## Work to complete
Restate the records that follow word for word; no pictures should appear.

-------- Data to process --------

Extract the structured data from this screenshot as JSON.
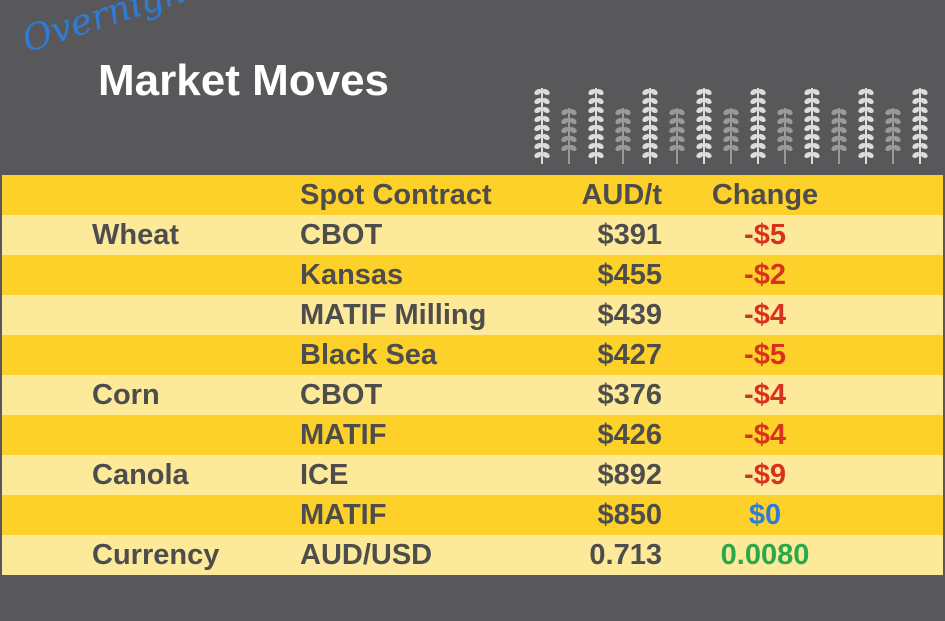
{
  "header": {
    "script": "Overnight",
    "title": "Market Moves"
  },
  "table": {
    "columns": [
      "Spot Contract",
      "AUD/t",
      "Change"
    ],
    "rows": [
      {
        "commodity": "Wheat",
        "contract": "CBOT",
        "price": "$391",
        "change": "-$5",
        "change_color": "#d8321f"
      },
      {
        "contract": "Kansas",
        "price": "$455",
        "change": "-$2",
        "change_color": "#d8321f"
      },
      {
        "contract": "MATIF Milling",
        "price": "$439",
        "change": "-$4",
        "change_color": "#d8321f"
      },
      {
        "contract": "Black Sea",
        "price": "$427",
        "change": "-$5",
        "change_color": "#d8321f"
      },
      {
        "commodity": "Corn",
        "contract": "CBOT",
        "price": "$376",
        "change": "-$4",
        "change_color": "#d8321f"
      },
      {
        "contract": "MATIF",
        "price": "$426",
        "change": "-$4",
        "change_color": "#d8321f"
      },
      {
        "commodity": "Canola",
        "contract": "ICE",
        "price": "$892",
        "change": "-$9",
        "change_color": "#d8321f"
      },
      {
        "contract": "MATIF",
        "price": "$850",
        "change": "$0",
        "change_color": "#2f7bd8"
      },
      {
        "commodity": "Currency",
        "contract": "AUD/USD",
        "price": "0.713",
        "change": "0.0080",
        "change_color": "#2aa84a"
      }
    ]
  }
}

--------

## Task result
Extract the structured data from this screenshot as JSON.
{
  "header": {
    "script": "Overnight",
    "title": "Market Moves"
  },
  "table": {
    "columns": [
      "Spot Contract",
      "AUD/t",
      "Change"
    ],
    "rows": [
      {
        "commodity": "Wheat",
        "contract": "CBOT",
        "price": "$391",
        "change": "-$5",
        "change_color": "#d8321f"
      },
      {
        "contract": "Kansas",
        "price": "$455",
        "change": "-$2",
        "change_color": "#d8321f"
      },
      {
        "contract": "MATIF Milling",
        "price": "$439",
        "change": "-$4",
        "change_color": "#d8321f"
      },
      {
        "contract": "Black Sea",
        "price": "$427",
        "change": "-$5",
        "change_color": "#d8321f"
      },
      {
        "commodity": "Corn",
        "contract": "CBOT",
        "price": "$376",
        "change": "-$4",
        "change_color": "#d8321f"
      },
      {
        "contract": "MATIF",
        "price": "$426",
        "change": "-$4",
        "change_color": "#d8321f"
      },
      {
        "commodity": "Canola",
        "contract": "ICE",
        "price": "$892",
        "change": "-$9",
        "change_color": "#d8321f"
      },
      {
        "contract": "MATIF",
        "price": "$850",
        "change": "$0",
        "change_color": "#2f7bd8"
      },
      {
        "commodity": "Currency",
        "contract": "AUD/USD",
        "price": "0.713",
        "change": "0.0080",
        "change_color": "#2aa84a"
      }
    ]
  }
}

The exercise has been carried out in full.